- [EXERCISE DETAILS]:
Leaving out all images, write out the records that follow exactly.

- [DATASET RECORDS]:
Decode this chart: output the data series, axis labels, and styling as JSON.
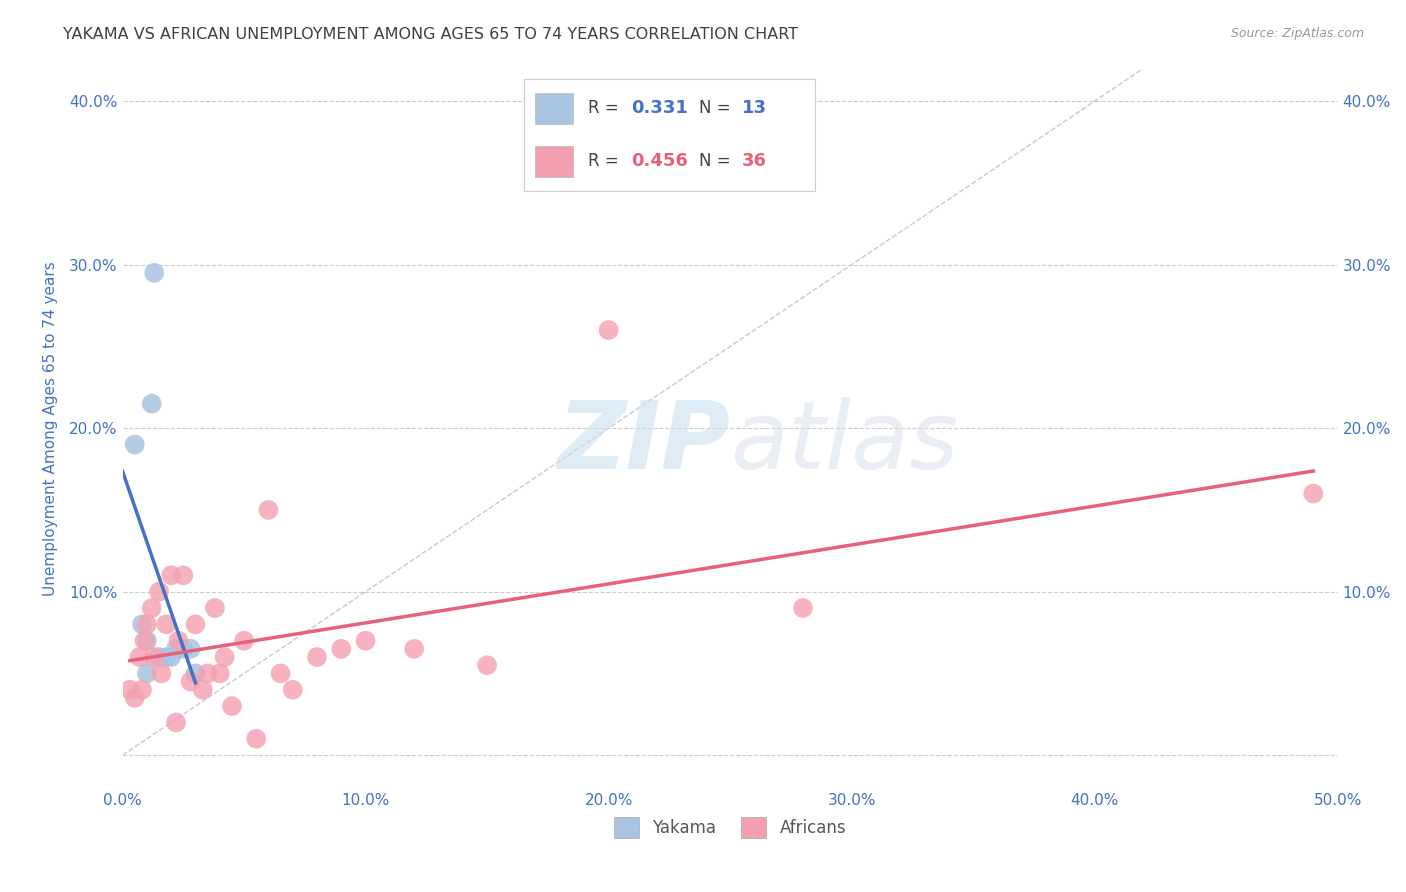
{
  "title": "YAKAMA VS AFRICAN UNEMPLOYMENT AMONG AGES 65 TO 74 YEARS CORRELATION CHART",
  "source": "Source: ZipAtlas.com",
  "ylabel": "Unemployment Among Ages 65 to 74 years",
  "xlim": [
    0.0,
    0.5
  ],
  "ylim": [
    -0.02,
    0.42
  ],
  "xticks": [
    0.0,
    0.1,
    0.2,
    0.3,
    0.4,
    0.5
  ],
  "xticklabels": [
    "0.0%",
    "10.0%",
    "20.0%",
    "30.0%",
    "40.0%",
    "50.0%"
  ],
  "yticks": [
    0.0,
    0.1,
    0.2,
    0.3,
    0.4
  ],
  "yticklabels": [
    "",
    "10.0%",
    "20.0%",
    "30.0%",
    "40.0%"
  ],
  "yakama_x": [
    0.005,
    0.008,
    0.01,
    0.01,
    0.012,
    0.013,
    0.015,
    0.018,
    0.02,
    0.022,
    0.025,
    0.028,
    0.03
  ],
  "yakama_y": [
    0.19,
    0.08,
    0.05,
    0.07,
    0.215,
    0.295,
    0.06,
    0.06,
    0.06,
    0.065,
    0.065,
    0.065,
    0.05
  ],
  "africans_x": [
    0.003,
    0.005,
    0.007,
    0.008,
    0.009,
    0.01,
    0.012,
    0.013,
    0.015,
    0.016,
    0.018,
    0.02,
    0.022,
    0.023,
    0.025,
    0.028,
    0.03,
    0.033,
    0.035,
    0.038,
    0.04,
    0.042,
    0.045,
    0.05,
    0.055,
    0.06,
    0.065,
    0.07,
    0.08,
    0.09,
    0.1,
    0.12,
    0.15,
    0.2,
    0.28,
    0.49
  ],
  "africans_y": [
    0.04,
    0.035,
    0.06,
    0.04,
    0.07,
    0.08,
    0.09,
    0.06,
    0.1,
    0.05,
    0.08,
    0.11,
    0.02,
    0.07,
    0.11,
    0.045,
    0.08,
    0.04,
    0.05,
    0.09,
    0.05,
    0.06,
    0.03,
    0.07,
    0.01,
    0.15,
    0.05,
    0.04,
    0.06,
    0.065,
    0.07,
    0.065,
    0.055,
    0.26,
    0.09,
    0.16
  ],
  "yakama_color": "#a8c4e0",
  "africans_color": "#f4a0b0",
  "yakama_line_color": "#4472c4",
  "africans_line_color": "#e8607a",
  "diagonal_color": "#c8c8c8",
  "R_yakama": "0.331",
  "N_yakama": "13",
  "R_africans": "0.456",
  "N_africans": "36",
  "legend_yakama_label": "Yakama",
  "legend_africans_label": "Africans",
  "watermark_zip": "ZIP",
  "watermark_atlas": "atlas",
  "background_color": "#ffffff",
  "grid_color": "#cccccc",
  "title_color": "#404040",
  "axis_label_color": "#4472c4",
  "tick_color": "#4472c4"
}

- [REPLY]:
Decode this chart: output the data series, axis labels, and styling as JSON.
{
  "title": "YAKAMA VS AFRICAN UNEMPLOYMENT AMONG AGES 65 TO 74 YEARS CORRELATION CHART",
  "source": "Source: ZipAtlas.com",
  "ylabel": "Unemployment Among Ages 65 to 74 years",
  "xlim": [
    0.0,
    0.5
  ],
  "ylim": [
    -0.02,
    0.42
  ],
  "xticks": [
    0.0,
    0.1,
    0.2,
    0.3,
    0.4,
    0.5
  ],
  "xticklabels": [
    "0.0%",
    "10.0%",
    "20.0%",
    "30.0%",
    "40.0%",
    "50.0%"
  ],
  "yticks": [
    0.0,
    0.1,
    0.2,
    0.3,
    0.4
  ],
  "yticklabels": [
    "",
    "10.0%",
    "20.0%",
    "30.0%",
    "40.0%"
  ],
  "yakama_x": [
    0.005,
    0.008,
    0.01,
    0.01,
    0.012,
    0.013,
    0.015,
    0.018,
    0.02,
    0.022,
    0.025,
    0.028,
    0.03
  ],
  "yakama_y": [
    0.19,
    0.08,
    0.05,
    0.07,
    0.215,
    0.295,
    0.06,
    0.06,
    0.06,
    0.065,
    0.065,
    0.065,
    0.05
  ],
  "africans_x": [
    0.003,
    0.005,
    0.007,
    0.008,
    0.009,
    0.01,
    0.012,
    0.013,
    0.015,
    0.016,
    0.018,
    0.02,
    0.022,
    0.023,
    0.025,
    0.028,
    0.03,
    0.033,
    0.035,
    0.038,
    0.04,
    0.042,
    0.045,
    0.05,
    0.055,
    0.06,
    0.065,
    0.07,
    0.08,
    0.09,
    0.1,
    0.12,
    0.15,
    0.2,
    0.28,
    0.49
  ],
  "africans_y": [
    0.04,
    0.035,
    0.06,
    0.04,
    0.07,
    0.08,
    0.09,
    0.06,
    0.1,
    0.05,
    0.08,
    0.11,
    0.02,
    0.07,
    0.11,
    0.045,
    0.08,
    0.04,
    0.05,
    0.09,
    0.05,
    0.06,
    0.03,
    0.07,
    0.01,
    0.15,
    0.05,
    0.04,
    0.06,
    0.065,
    0.07,
    0.065,
    0.055,
    0.26,
    0.09,
    0.16
  ],
  "yakama_color": "#a8c4e0",
  "africans_color": "#f4a0b0",
  "yakama_line_color": "#4472c4",
  "africans_line_color": "#e8607a",
  "diagonal_color": "#c8c8c8",
  "R_yakama": "0.331",
  "N_yakama": "13",
  "R_africans": "0.456",
  "N_africans": "36",
  "legend_yakama_label": "Yakama",
  "legend_africans_label": "Africans",
  "watermark_zip": "ZIP",
  "watermark_atlas": "atlas",
  "background_color": "#ffffff",
  "grid_color": "#cccccc",
  "title_color": "#404040",
  "axis_label_color": "#4472c4",
  "tick_color": "#4472c4"
}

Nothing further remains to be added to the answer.